Problem requirements: Reproduce the data below word for word and line for line, leaving out the pictures.

[start of Material for the task]

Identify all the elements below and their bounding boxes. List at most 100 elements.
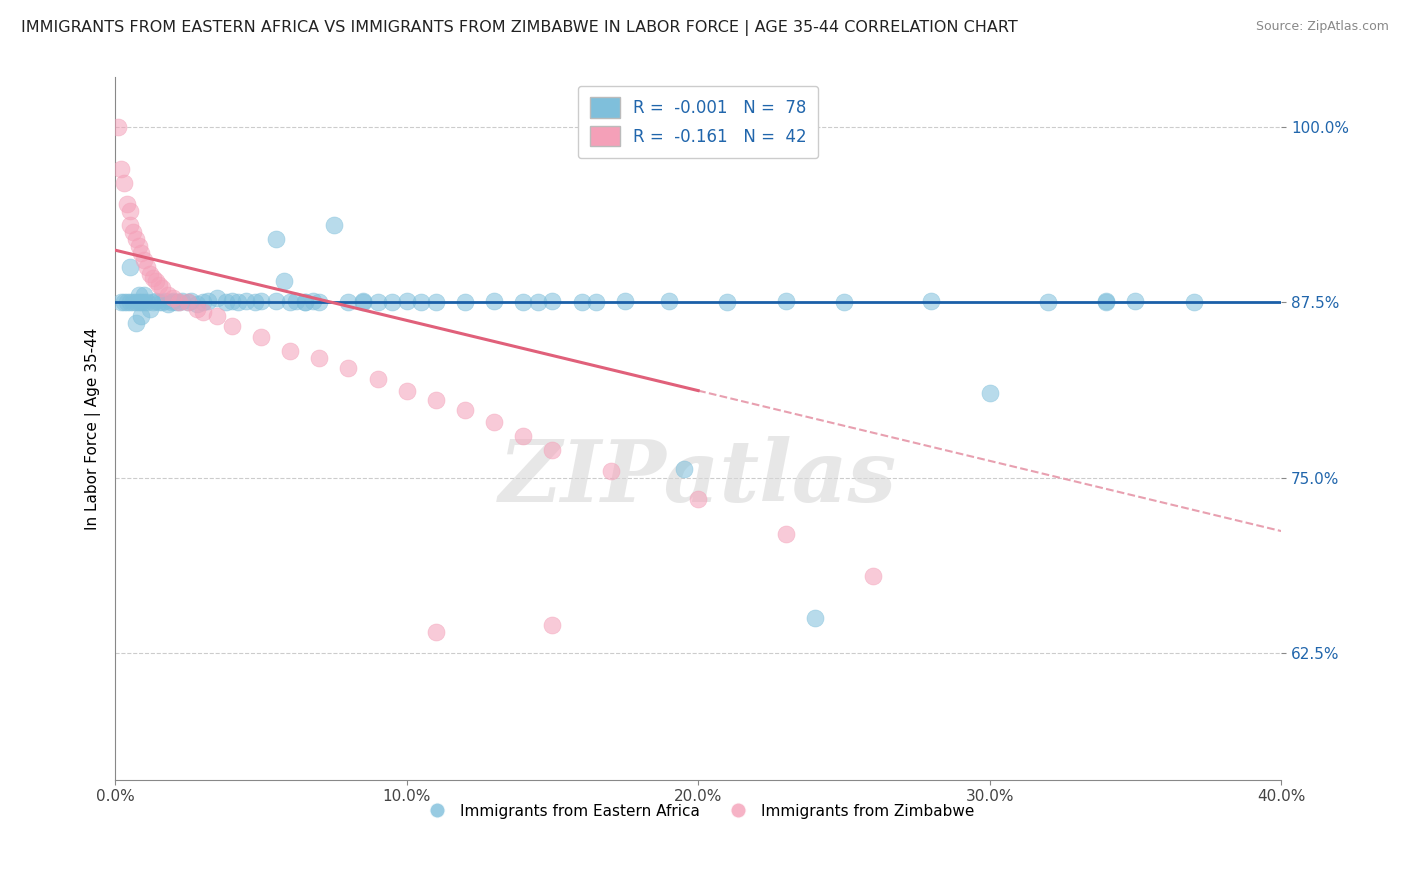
Point [482, 293, 505, 308]
Point [169, 295, 191, 310]
Point [112, 176, 135, 190]
Point [142, 295, 165, 310]
Point [124, 316, 146, 330]
Point [425, 295, 447, 310]
Point [308, 295, 330, 310]
Point [482, 415, 505, 429]
Point [1182, 295, 1205, 310]
Point [136, 260, 159, 274]
Point [1036, 295, 1059, 310]
Point [139, 267, 162, 281]
Point [278, 295, 301, 310]
Point [136, 295, 159, 310]
Point [614, 293, 637, 308]
Point [115, 295, 138, 310]
Point [352, 295, 374, 310]
Point [411, 295, 433, 310]
Point [148, 295, 170, 310]
Point [177, 295, 200, 310]
Point [110, 161, 132, 176]
Point [205, 291, 228, 305]
Point [278, 344, 301, 359]
Point [139, 302, 162, 317]
Point [221, 293, 243, 308]
Point [250, 293, 273, 308]
Point [142, 271, 165, 285]
Point [215, 295, 238, 310]
Point [920, 293, 942, 308]
Point [308, 351, 330, 366]
Point [180, 293, 202, 308]
Point [1125, 293, 1147, 308]
Point [541, 293, 564, 308]
Point [585, 295, 607, 310]
Point [112, 295, 135, 310]
Point [294, 295, 316, 310]
Point [979, 386, 1001, 401]
Text: ZIPatlas: ZIPatlas [499, 436, 897, 519]
Point [672, 462, 695, 476]
Point [128, 239, 150, 253]
Point [1095, 295, 1118, 310]
Point [156, 288, 179, 302]
Point [118, 203, 141, 218]
Point [165, 295, 187, 310]
Point [235, 293, 257, 308]
Point [284, 293, 307, 308]
Point [302, 293, 325, 308]
Point [115, 197, 138, 211]
Point [124, 232, 146, 246]
Point [264, 293, 287, 308]
Point [226, 295, 249, 310]
Point [191, 305, 214, 319]
Point [541, 442, 564, 457]
Point [294, 295, 316, 310]
Point [205, 309, 228, 323]
Point [862, 569, 884, 583]
Point [121, 225, 143, 239]
Point [186, 302, 208, 317]
Point [425, 393, 447, 408]
Point [512, 295, 534, 310]
Point [150, 295, 173, 310]
Point [832, 295, 855, 310]
Point [162, 293, 184, 308]
Point [150, 281, 173, 295]
Point [148, 278, 170, 293]
Point [367, 295, 389, 310]
Point [134, 295, 156, 310]
Point [658, 293, 681, 308]
Point [337, 295, 360, 310]
Text: IMMIGRANTS FROM EASTERN AFRICA VS IMMIGRANTS FROM ZIMBABWE IN LABOR FORCE | AGE : IMMIGRANTS FROM EASTERN AFRICA VS IMMIGR… [21, 20, 1018, 36]
Point [134, 252, 156, 267]
Point [131, 246, 153, 260]
Point [250, 330, 273, 344]
Point [131, 295, 153, 310]
Point [688, 491, 710, 506]
Point [153, 293, 176, 308]
Point [243, 295, 266, 310]
Point [803, 611, 825, 625]
Y-axis label: In Labor Force | Age 35-44: In Labor Force | Age 35-44 [86, 327, 101, 530]
Point [352, 293, 374, 308]
Point [159, 295, 181, 310]
Point [118, 218, 141, 232]
Point [454, 403, 477, 417]
Point [107, 120, 129, 134]
Point [118, 260, 141, 274]
Point [395, 293, 418, 308]
Point [172, 293, 194, 308]
Point [454, 295, 477, 310]
Point [527, 295, 550, 310]
Point [395, 384, 418, 398]
Point [273, 274, 295, 288]
Point [367, 372, 389, 386]
Legend: Immigrants from Eastern Africa, Immigrants from Zimbabwe: Immigrants from Eastern Africa, Immigran… [416, 797, 980, 824]
Point [121, 295, 143, 310]
Point [145, 274, 167, 288]
Point [128, 295, 150, 310]
Point [124, 295, 146, 310]
Point [571, 295, 593, 310]
Point [264, 232, 287, 246]
Point [110, 295, 132, 310]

[end of Material for the task]

Output for this task:
Identify all the elements below and their bounding boxes. List at most 100 elements.
Point [482, 293, 505, 308]
Point [169, 295, 191, 310]
Point [112, 176, 135, 190]
Point [142, 295, 165, 310]
Point [124, 316, 146, 330]
Point [425, 295, 447, 310]
Point [308, 295, 330, 310]
Point [482, 415, 505, 429]
Point [1182, 295, 1205, 310]
Point [136, 260, 159, 274]
Point [1036, 295, 1059, 310]
Point [139, 267, 162, 281]
Point [278, 295, 301, 310]
Point [136, 295, 159, 310]
Point [614, 293, 637, 308]
Point [115, 295, 138, 310]
Point [352, 295, 374, 310]
Point [411, 295, 433, 310]
Point [148, 295, 170, 310]
Point [177, 295, 200, 310]
Point [110, 161, 132, 176]
Point [205, 291, 228, 305]
Point [278, 344, 301, 359]
Point [139, 302, 162, 317]
Point [221, 293, 243, 308]
Point [250, 293, 273, 308]
Point [142, 271, 165, 285]
Point [215, 295, 238, 310]
Point [920, 293, 942, 308]
Point [308, 351, 330, 366]
Point [180, 293, 202, 308]
Point [1125, 293, 1147, 308]
Point [541, 293, 564, 308]
Point [585, 295, 607, 310]
Point [112, 295, 135, 310]
Point [294, 295, 316, 310]
Point [979, 386, 1001, 401]
Text: ZIPatlas: ZIPatlas [499, 436, 897, 519]
Point [672, 462, 695, 476]
Point [128, 239, 150, 253]
Point [1095, 295, 1118, 310]
Point [156, 288, 179, 302]
Point [118, 203, 141, 218]
Point [165, 295, 187, 310]
Point [235, 293, 257, 308]
Point [284, 293, 307, 308]
Point [302, 293, 325, 308]
Point [115, 197, 138, 211]
Point [124, 232, 146, 246]
Point [264, 293, 287, 308]
Point [226, 295, 249, 310]
Point [191, 305, 214, 319]
Point [541, 442, 564, 457]
Point [294, 295, 316, 310]
Point [205, 309, 228, 323]
Point [862, 569, 884, 583]
Point [121, 225, 143, 239]
Point [186, 302, 208, 317]
Point [425, 393, 447, 408]
Point [512, 295, 534, 310]
Point [150, 295, 173, 310]
Point [832, 295, 855, 310]
Point [162, 293, 184, 308]
Point [150, 281, 173, 295]
Point [148, 278, 170, 293]
Point [367, 295, 389, 310]
Point [134, 295, 156, 310]
Point [658, 293, 681, 308]
Point [337, 295, 360, 310]
Text: IMMIGRANTS FROM EASTERN AFRICA VS IMMIGRANTS FROM ZIMBABWE IN LABOR FORCE | AGE : IMMIGRANTS FROM EASTERN AFRICA VS IMMIGR… [21, 20, 1018, 36]
Point [134, 252, 156, 267]
Point [131, 246, 153, 260]
Point [250, 330, 273, 344]
Point [131, 295, 153, 310]
Point [688, 491, 710, 506]
Point [153, 293, 176, 308]
Point [243, 295, 266, 310]
Point [803, 611, 825, 625]
Y-axis label: In Labor Force | Age 35-44: In Labor Force | Age 35-44 [86, 327, 101, 530]
Point [352, 293, 374, 308]
Point [159, 295, 181, 310]
Point [118, 218, 141, 232]
Point [454, 403, 477, 417]
Point [107, 120, 129, 134]
Point [118, 260, 141, 274]
Point [395, 293, 418, 308]
Point [172, 293, 194, 308]
Point [454, 295, 477, 310]
Point [527, 295, 550, 310]
Point [395, 384, 418, 398]
Point [273, 274, 295, 288]
Point [367, 372, 389, 386]
Legend: Immigrants from Eastern Africa, Immigrants from Zimbabwe: Immigrants from Eastern Africa, Immigran… [416, 797, 980, 824]
Point [121, 295, 143, 310]
Point [145, 274, 167, 288]
Point [128, 295, 150, 310]
Point [124, 295, 146, 310]
Point [571, 295, 593, 310]
Point [264, 232, 287, 246]
Point [110, 295, 132, 310]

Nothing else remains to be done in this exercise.